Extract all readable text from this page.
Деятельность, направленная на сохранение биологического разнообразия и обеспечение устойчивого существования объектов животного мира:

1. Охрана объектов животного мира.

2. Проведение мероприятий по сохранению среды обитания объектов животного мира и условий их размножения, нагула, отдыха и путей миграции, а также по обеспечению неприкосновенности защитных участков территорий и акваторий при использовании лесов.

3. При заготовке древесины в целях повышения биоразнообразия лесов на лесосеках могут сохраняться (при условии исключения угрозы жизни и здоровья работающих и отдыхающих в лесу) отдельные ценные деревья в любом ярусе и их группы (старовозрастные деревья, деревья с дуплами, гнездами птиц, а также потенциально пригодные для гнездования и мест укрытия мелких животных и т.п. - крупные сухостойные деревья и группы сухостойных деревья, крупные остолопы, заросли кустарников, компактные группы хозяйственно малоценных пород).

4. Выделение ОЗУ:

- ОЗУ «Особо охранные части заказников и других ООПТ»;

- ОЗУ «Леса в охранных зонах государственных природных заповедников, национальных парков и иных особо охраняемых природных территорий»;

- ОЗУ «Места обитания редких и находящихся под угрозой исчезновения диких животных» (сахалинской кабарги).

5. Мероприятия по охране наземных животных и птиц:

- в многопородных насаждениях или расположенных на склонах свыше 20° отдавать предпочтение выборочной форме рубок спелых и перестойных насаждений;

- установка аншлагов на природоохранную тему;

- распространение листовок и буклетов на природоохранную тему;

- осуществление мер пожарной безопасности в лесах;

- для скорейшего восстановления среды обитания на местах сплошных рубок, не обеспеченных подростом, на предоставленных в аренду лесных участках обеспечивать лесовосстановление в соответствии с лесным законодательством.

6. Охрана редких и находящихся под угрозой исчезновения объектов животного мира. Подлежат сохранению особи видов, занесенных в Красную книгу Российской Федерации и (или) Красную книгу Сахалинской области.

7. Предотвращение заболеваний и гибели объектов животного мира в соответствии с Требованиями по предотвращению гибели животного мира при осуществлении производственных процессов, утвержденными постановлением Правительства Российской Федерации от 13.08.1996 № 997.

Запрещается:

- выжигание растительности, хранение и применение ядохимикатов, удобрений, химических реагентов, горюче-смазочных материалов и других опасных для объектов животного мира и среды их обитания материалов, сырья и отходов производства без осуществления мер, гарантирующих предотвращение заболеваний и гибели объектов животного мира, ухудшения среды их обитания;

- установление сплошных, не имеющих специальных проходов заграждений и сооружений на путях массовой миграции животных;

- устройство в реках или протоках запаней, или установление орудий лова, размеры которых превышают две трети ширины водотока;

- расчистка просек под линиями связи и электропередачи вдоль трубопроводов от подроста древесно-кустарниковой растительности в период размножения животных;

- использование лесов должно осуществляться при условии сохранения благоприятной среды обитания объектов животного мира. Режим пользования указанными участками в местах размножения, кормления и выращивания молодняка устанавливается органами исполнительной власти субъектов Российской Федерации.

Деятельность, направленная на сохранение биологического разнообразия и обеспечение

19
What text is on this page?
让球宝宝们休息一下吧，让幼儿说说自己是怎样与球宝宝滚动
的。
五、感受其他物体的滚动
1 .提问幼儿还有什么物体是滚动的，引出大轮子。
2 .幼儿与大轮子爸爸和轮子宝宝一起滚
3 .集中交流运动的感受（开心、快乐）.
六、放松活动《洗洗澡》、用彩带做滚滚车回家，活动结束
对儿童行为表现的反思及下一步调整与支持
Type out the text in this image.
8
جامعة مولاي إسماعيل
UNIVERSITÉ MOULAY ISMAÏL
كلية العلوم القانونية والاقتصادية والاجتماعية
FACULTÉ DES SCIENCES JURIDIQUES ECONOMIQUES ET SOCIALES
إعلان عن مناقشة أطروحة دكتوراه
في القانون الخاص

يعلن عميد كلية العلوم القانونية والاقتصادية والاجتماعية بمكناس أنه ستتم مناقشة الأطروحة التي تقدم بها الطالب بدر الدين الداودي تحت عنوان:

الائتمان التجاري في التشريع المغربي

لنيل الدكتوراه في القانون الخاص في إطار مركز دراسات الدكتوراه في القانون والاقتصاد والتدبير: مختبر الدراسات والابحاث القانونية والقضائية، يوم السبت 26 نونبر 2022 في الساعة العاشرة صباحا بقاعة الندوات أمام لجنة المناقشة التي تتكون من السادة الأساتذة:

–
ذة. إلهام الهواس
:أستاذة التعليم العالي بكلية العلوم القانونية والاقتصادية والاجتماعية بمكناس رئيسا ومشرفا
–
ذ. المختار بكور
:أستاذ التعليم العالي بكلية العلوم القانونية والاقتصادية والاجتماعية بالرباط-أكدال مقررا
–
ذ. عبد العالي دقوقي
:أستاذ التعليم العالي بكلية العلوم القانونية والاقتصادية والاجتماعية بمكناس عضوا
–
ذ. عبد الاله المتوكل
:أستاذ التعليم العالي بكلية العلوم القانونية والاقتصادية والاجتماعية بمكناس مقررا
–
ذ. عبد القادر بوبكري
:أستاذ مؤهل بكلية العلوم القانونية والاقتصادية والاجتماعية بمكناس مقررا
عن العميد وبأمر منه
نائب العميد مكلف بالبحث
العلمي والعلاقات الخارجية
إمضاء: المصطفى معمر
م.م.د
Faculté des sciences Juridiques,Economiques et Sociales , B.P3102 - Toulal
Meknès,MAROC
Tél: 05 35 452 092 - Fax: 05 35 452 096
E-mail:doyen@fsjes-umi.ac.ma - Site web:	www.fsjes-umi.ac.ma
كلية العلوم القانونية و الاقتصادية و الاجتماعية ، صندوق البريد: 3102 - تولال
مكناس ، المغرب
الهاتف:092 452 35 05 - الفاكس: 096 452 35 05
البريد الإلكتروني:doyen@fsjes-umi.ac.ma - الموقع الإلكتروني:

--- Short task ---
Search the data for "угрозой" and list every line in which it occurs.

--- Response to the exercise ---
- ОЗУ «Места обитания редких и находящихся под угрозой исчезновения диких животных» (сахалинской кабарги).
6. Охрана редких и находящихся под угрозой исчезновения объектов животного мира. Подлежат сохранению особи видов, занесенных в Красную книгу Российской Федерации и (или) Красную книгу Сахалинской области.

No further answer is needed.